- Stored items
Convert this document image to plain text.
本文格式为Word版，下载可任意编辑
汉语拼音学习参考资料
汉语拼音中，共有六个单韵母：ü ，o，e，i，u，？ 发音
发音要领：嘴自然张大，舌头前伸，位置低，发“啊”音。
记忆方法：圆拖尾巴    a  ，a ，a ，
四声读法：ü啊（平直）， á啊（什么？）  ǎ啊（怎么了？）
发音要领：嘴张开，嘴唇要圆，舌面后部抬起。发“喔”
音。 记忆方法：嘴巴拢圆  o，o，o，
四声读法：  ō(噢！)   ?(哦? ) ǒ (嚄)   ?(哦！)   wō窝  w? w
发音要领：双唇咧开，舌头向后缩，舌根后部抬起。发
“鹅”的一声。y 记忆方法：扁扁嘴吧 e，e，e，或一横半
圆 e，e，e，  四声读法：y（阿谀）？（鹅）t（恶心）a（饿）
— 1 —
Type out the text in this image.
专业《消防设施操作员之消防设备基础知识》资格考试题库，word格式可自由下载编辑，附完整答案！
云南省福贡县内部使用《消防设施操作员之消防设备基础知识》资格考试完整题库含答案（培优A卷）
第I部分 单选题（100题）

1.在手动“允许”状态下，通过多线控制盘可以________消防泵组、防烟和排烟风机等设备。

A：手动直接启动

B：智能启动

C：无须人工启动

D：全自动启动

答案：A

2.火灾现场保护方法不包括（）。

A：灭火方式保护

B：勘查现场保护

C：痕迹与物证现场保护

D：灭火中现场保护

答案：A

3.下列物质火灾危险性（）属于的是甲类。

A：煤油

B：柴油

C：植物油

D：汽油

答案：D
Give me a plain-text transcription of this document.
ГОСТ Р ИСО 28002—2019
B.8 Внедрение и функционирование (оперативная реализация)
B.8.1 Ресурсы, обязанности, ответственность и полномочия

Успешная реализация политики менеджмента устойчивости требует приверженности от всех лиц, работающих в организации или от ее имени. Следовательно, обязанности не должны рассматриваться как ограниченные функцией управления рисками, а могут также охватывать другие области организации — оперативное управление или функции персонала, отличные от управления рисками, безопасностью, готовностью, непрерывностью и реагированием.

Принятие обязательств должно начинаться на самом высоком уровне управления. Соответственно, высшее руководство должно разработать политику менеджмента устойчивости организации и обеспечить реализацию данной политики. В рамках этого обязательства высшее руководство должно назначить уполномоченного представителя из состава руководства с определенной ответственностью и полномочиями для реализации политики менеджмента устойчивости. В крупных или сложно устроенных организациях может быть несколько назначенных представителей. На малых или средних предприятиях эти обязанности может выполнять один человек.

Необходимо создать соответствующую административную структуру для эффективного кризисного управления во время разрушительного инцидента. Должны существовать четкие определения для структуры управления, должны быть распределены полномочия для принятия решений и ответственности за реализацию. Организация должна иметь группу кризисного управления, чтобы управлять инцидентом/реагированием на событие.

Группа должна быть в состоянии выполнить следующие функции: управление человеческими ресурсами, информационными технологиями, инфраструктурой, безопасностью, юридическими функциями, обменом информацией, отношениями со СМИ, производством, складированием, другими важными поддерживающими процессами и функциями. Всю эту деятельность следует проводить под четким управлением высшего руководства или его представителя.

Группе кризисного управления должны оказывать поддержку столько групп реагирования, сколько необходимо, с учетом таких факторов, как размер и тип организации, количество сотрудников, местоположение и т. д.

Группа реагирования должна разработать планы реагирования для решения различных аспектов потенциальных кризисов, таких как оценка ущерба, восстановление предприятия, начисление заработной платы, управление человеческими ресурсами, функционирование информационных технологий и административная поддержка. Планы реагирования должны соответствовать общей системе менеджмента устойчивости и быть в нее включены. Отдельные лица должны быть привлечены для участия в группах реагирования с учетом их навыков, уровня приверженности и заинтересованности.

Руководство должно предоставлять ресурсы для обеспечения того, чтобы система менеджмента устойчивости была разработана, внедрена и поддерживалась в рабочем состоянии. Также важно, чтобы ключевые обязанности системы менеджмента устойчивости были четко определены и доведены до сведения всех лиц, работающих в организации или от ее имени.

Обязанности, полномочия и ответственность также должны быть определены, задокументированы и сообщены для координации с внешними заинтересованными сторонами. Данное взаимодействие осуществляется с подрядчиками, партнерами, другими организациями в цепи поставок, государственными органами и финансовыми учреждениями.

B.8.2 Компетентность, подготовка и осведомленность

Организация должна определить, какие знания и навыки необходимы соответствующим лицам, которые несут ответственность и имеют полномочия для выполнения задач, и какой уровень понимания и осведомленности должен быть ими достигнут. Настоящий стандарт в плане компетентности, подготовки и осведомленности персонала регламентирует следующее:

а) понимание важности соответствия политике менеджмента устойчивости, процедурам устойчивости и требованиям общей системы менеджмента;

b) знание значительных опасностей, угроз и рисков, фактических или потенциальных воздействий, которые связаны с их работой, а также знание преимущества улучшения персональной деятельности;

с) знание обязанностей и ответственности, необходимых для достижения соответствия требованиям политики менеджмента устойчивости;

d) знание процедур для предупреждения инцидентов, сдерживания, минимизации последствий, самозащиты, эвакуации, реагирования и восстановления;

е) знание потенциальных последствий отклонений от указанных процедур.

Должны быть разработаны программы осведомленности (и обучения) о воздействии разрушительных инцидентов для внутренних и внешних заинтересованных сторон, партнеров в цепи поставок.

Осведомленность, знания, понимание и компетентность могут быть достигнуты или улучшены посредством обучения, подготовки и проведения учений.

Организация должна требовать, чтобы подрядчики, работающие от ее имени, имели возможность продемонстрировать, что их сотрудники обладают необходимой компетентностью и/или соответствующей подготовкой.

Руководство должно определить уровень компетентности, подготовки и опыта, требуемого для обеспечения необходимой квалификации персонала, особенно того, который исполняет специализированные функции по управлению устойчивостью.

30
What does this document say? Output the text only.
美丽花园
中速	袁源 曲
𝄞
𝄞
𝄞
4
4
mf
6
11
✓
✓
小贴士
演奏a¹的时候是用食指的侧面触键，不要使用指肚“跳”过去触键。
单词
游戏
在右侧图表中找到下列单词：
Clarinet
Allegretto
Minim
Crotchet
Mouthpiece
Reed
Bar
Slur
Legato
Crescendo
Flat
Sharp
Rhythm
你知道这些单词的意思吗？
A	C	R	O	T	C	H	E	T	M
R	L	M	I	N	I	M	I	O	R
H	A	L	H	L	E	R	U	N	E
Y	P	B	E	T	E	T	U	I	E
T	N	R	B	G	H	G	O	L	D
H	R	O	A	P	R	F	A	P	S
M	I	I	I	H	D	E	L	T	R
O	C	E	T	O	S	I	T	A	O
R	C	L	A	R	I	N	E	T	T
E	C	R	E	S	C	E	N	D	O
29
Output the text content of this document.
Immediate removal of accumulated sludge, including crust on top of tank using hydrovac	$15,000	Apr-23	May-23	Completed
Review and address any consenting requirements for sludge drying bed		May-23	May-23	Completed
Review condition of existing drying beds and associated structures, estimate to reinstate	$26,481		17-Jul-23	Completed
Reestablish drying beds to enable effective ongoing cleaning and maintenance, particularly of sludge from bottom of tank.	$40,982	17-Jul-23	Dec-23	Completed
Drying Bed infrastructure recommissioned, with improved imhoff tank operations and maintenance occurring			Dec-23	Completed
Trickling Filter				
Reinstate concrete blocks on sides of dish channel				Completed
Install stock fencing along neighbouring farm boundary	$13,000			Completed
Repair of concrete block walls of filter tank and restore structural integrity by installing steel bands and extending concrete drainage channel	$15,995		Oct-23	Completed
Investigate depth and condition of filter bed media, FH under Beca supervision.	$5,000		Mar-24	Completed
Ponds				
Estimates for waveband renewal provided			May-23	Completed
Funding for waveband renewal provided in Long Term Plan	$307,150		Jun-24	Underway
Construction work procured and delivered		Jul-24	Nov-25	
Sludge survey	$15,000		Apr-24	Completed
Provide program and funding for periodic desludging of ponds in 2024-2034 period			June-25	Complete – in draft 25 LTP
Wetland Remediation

- SET TASK
Find every line in the records above that holds the word "provided", and copy each one.

- FULL OUTPUT
Estimates for waveband renewal provided			May-23	Completed
Funding for waveband renewal provided in Long Term Plan	$307,150		Jun-24	Underway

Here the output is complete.